EXERCISE AIM:
Wherever a line in the data below holds "Uganda", copy that line.

Dataset items
★ ★ ★ ★
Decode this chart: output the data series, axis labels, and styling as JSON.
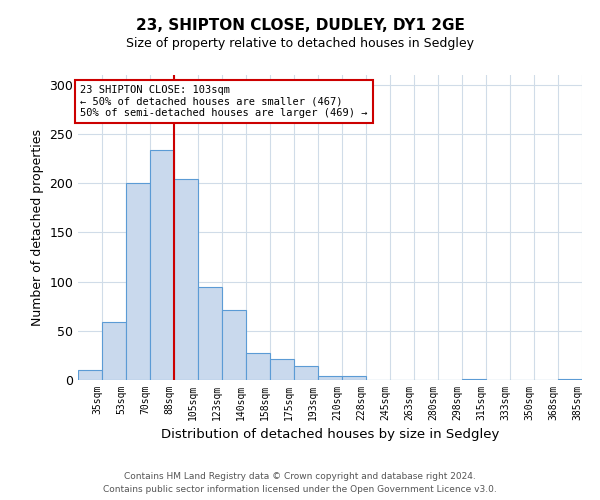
{
  "title": "23, SHIPTON CLOSE, DUDLEY, DY1 2GE",
  "subtitle": "Size of property relative to detached houses in Sedgley",
  "xlabel": "Distribution of detached houses by size in Sedgley",
  "ylabel": "Number of detached properties",
  "bar_labels": [
    "35sqm",
    "53sqm",
    "70sqm",
    "88sqm",
    "105sqm",
    "123sqm",
    "140sqm",
    "158sqm",
    "175sqm",
    "193sqm",
    "210sqm",
    "228sqm",
    "245sqm",
    "263sqm",
    "280sqm",
    "298sqm",
    "315sqm",
    "333sqm",
    "350sqm",
    "368sqm",
    "385sqm"
  ],
  "bar_values": [
    10,
    59,
    200,
    234,
    204,
    95,
    71,
    27,
    21,
    14,
    4,
    4,
    0,
    0,
    0,
    0,
    1,
    0,
    0,
    0,
    1
  ],
  "bar_color": "#c9d9ed",
  "bar_edge_color": "#5b9bd5",
  "ylim": [
    0,
    310
  ],
  "yticks": [
    0,
    50,
    100,
    150,
    200,
    250,
    300
  ],
  "vline_x": 4,
  "vline_color": "#cc0000",
  "annotation_text": "23 SHIPTON CLOSE: 103sqm\n← 50% of detached houses are smaller (467)\n50% of semi-detached houses are larger (469) →",
  "annotation_box_color": "#ffffff",
  "annotation_box_edge": "#cc0000",
  "footer_line1": "Contains HM Land Registry data © Crown copyright and database right 2024.",
  "footer_line2": "Contains public sector information licensed under the Open Government Licence v3.0.",
  "background_color": "#ffffff",
  "grid_color": "#d0dce8"
}
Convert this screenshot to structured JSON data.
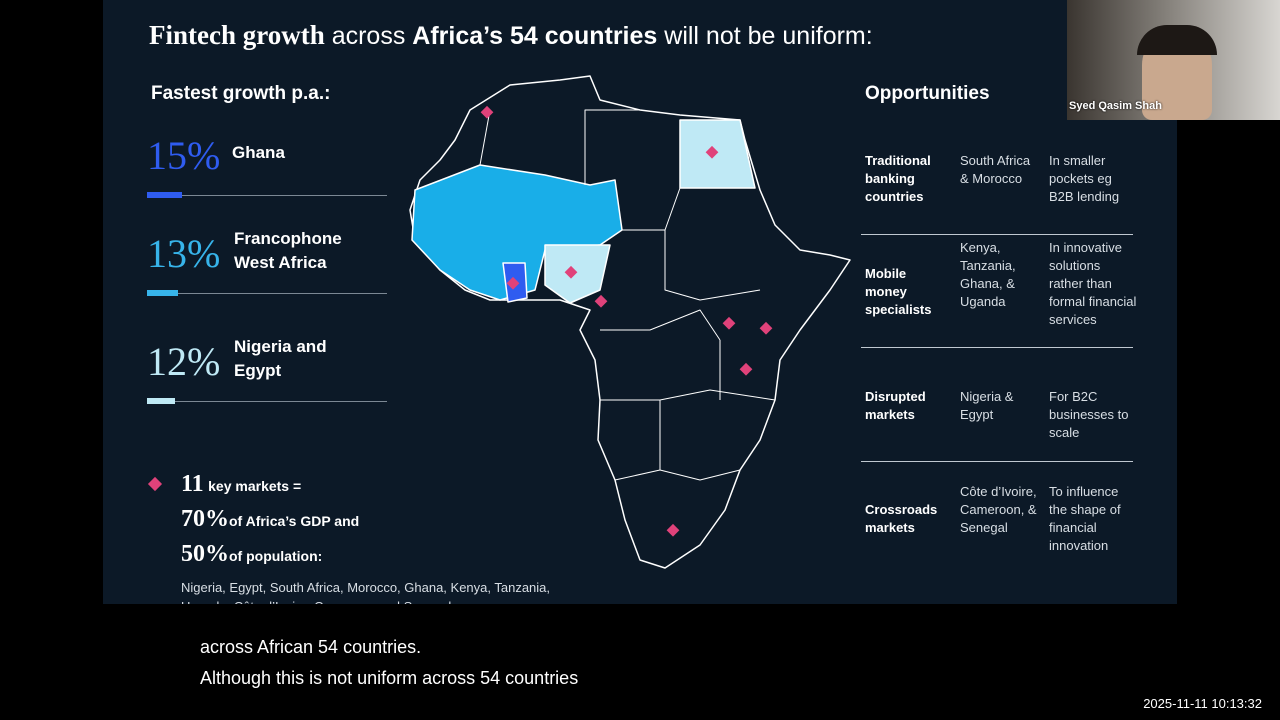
{
  "slide": {
    "title_parts": [
      "Fintech growth",
      "across",
      "Africa’s 54 countries",
      "will not be uniform:"
    ],
    "growth_heading": "Fastest growth p.a.:",
    "growth": [
      {
        "rate": "15%",
        "label": "Ghana"
      },
      {
        "rate": "13%",
        "label": "Francophone West Africa"
      },
      {
        "rate": "12%",
        "label": "Nigeria and Egypt"
      }
    ],
    "key_markets": {
      "count": "11",
      "count_label": "key markets =",
      "gdp": "70%",
      "gdp_label": "of Africa’s GDP and",
      "pop": "50%",
      "pop_label": "of population:",
      "countries": "Nigeria, Egypt, South Africa, Morocco, Ghana, Kenya, Tanzania, Uganda, Côte d’Ivoire, Cameroon and Senegal"
    },
    "opportunities": {
      "heading": "Opportunities",
      "rows": [
        [
          "Traditional banking countries",
          "South Africa & Morocco",
          "In smaller pockets eg B2B lending"
        ],
        [
          "Mobile money specialists",
          "Kenya, Tanzania, Ghana, & Uganda",
          "In innovative solutions rather than formal financial services"
        ],
        [
          "Disrupted markets",
          "Nigeria & Egypt",
          "For B2C businesses to scale"
        ],
        [
          "Crossroads markets",
          "Côte d’Ivoire, Cameroon, & Senegal",
          "To influence the shape of financial innovation"
        ]
      ]
    }
  },
  "webcam": {
    "name": "Syed Qasim Shah"
  },
  "captions": [
    "across African 54 countries.",
    "Although this is not uniform across 54 countries"
  ],
  "timestamp": "2025-11-11 10:13:32"
}
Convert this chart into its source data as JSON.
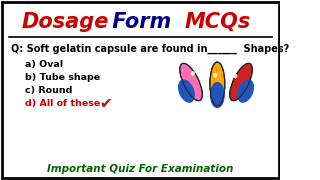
{
  "title_part1": "Dosage",
  "title_part2": " Form ",
  "title_part3": "MCQs",
  "title_color1": "#cc0000",
  "title_color2": "#00008B",
  "title_color3": "#cc0000",
  "question": "Q: Soft gelatin capsule are found in______  Shapes?",
  "question_color": "#000000",
  "options": [
    "a) Oval",
    "b) Tube shape",
    "c) Round",
    "d) All of these"
  ],
  "option_colors": [
    "#000000",
    "#000000",
    "#000000",
    "#cc0000"
  ],
  "checkmark_color": "#cc0000",
  "footer": "Important Quiz For Examination",
  "footer_color": "#006400",
  "bg_color": "#ffffff",
  "border_color": "#000000",
  "line_color": "#000000",
  "capsule_pink": "#ff6eb4",
  "capsule_orange": "#ffa500",
  "capsule_red": "#cc2222",
  "capsule_blue": "#2255bb"
}
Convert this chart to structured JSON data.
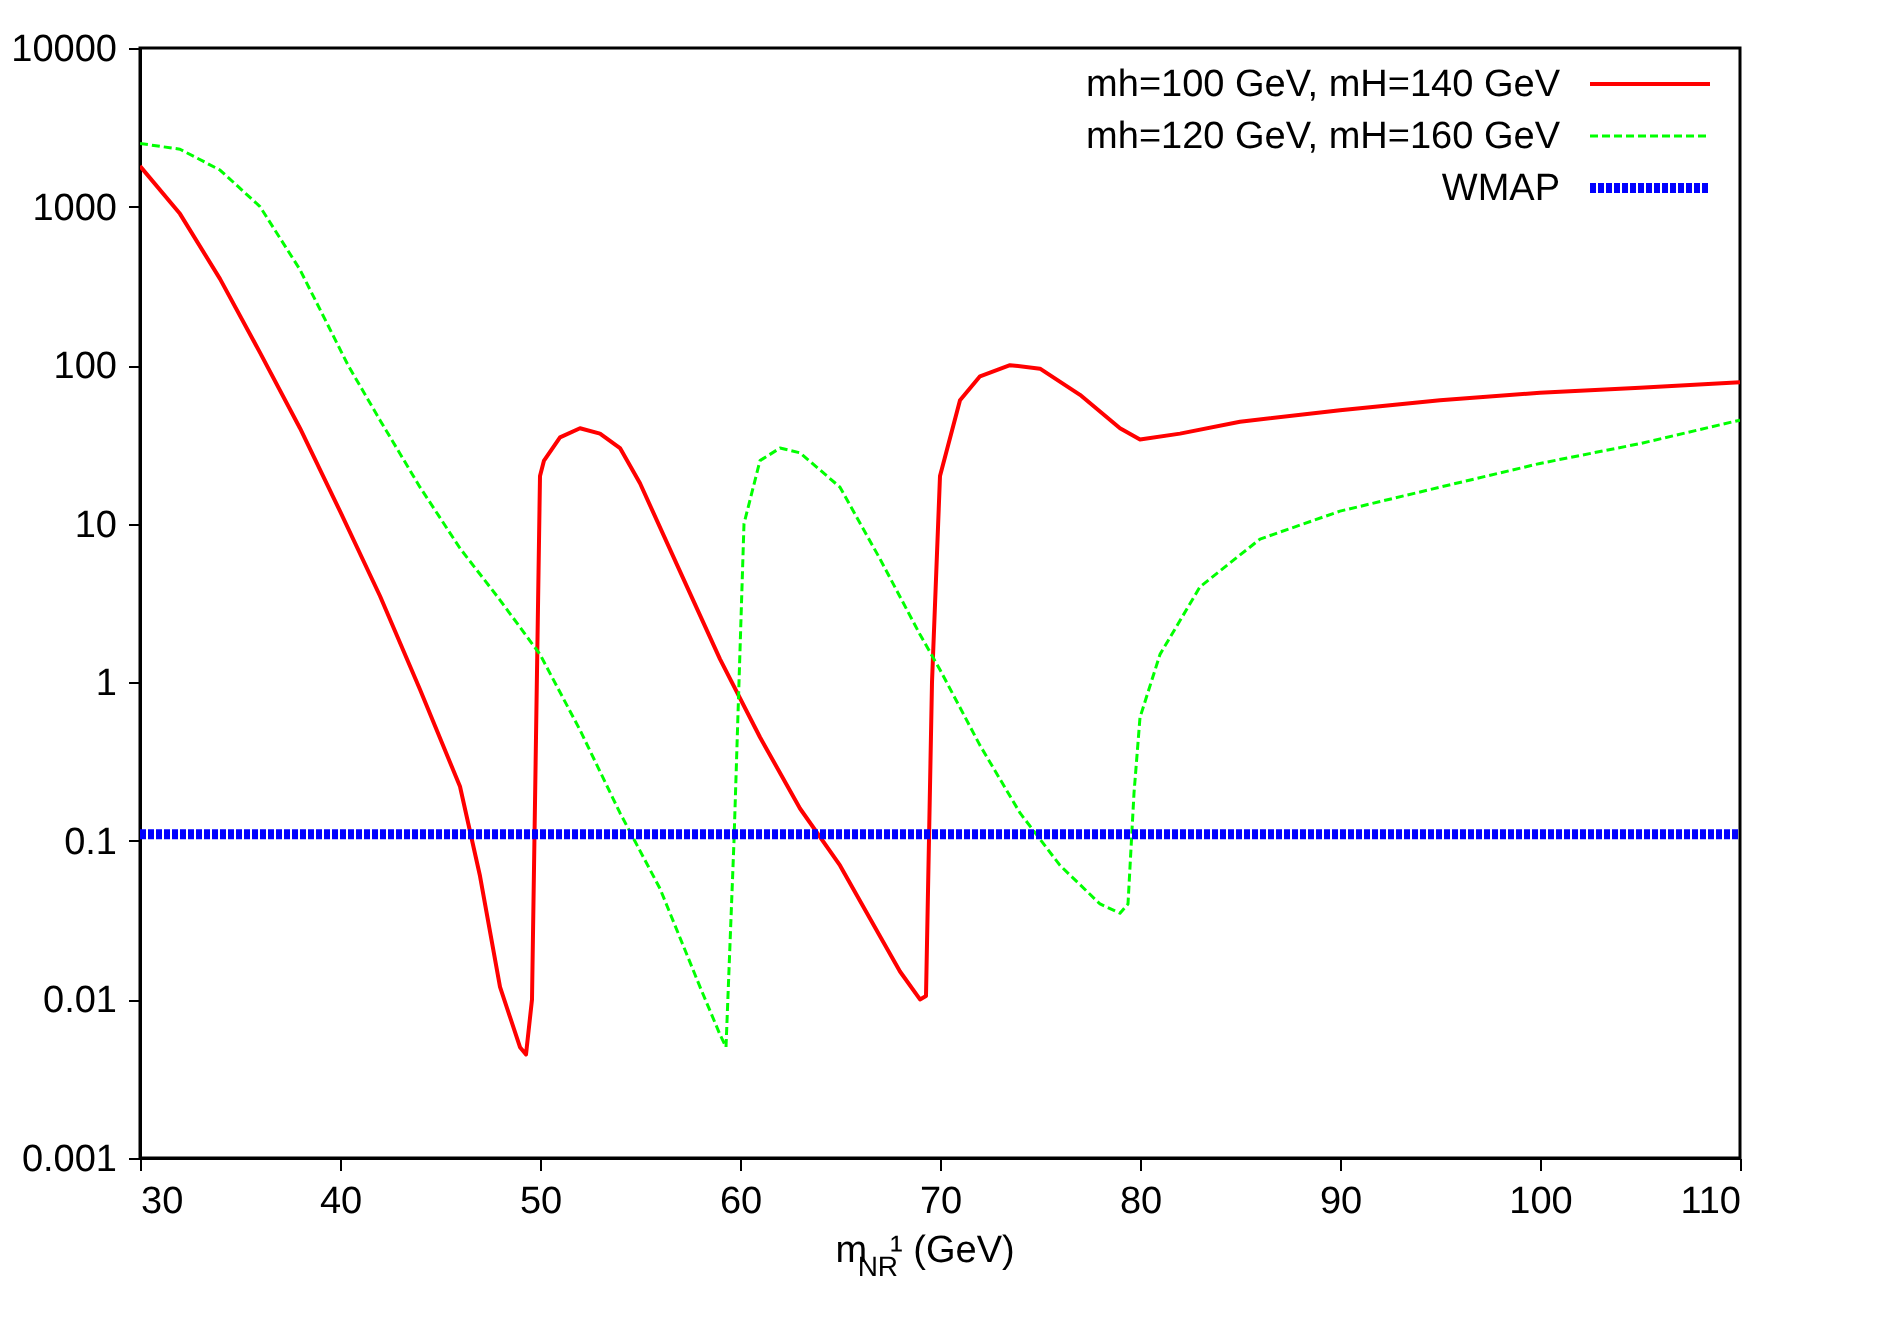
{
  "chart_data": {
    "type": "line",
    "xlabel": "m$_{NR}$¹ (GeV)",
    "log": "y",
    "grid": false,
    "legend": "top right",
    "marker": "none",
    "xlim": [
      30,
      110
    ],
    "xticks": [
      30,
      40,
      50,
      60,
      70,
      80,
      90,
      100,
      110
    ],
    "ylim": [
      0.001,
      10000
    ],
    "yticks": [
      0.001,
      0.01,
      0.1,
      1,
      10,
      100,
      1000,
      10000
    ],
    "series": [
      {
        "name": "mh=100 GeV, mH=140 GeV",
        "color": "#ff0000",
        "line_style": "solid",
        "x": [
          30,
          32,
          34,
          36,
          38,
          40,
          42,
          44,
          46,
          47,
          48,
          49,
          49.3,
          49.6,
          50,
          50.2,
          51,
          52,
          53,
          54,
          55,
          57,
          59,
          61,
          63,
          65,
          67,
          68,
          69,
          69.3,
          69.6,
          70,
          71,
          72,
          73.5,
          75,
          77,
          79,
          80,
          82,
          85,
          90,
          95,
          100,
          105,
          110
        ],
        "values": [
          1800,
          900,
          350,
          120,
          40,
          12,
          3.5,
          0.9,
          0.22,
          0.06,
          0.012,
          0.005,
          0.0045,
          0.01,
          20,
          25,
          35,
          40,
          37,
          30,
          18,
          5,
          1.4,
          0.45,
          0.16,
          0.07,
          0.025,
          0.015,
          0.01,
          0.0105,
          1,
          20,
          60,
          85,
          100,
          95,
          65,
          40,
          34,
          37,
          44,
          52,
          60,
          67,
          72,
          78
        ]
      },
      {
        "name": "mh=120 GeV, mH=160 GeV",
        "color": "#00ff00",
        "line_style": "dashed",
        "x": [
          30,
          32,
          34,
          36,
          38,
          40.4,
          42,
          44,
          46,
          48,
          50,
          52,
          54,
          56,
          58,
          59,
          59.3,
          59.7,
          60.2,
          61,
          62,
          63,
          65,
          67,
          69,
          70,
          72,
          74,
          76,
          78,
          79,
          79.4,
          79.7,
          80,
          81,
          83,
          86,
          90,
          95,
          100,
          105,
          110
        ],
        "values": [
          2500,
          2300,
          1700,
          1000,
          400,
          100,
          45,
          17,
          7,
          3.3,
          1.5,
          0.5,
          0.15,
          0.05,
          0.012,
          0.006,
          0.005,
          0.1,
          10,
          25,
          30,
          28,
          17,
          6,
          2,
          1.2,
          0.4,
          0.15,
          0.07,
          0.04,
          0.035,
          0.04,
          0.2,
          0.6,
          1.5,
          4,
          8,
          12,
          17,
          24,
          32,
          45
        ]
      },
      {
        "name": "WMAP",
        "color": "#0000ff",
        "line_style": "dotted",
        "x": [
          30,
          110
        ],
        "values": [
          0.11,
          0.11
        ]
      }
    ]
  }
}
★ ★ ★ ★
THE ANSWER:
      "countries": "Nigeria, Egypt, South Africa, Morocco, Ghana, Kenya, Tanzania, Uganda, Côte d’Ivoire, Cameroon and Senegal"
          "Kenya, Tanzania, Ghana, & Uganda",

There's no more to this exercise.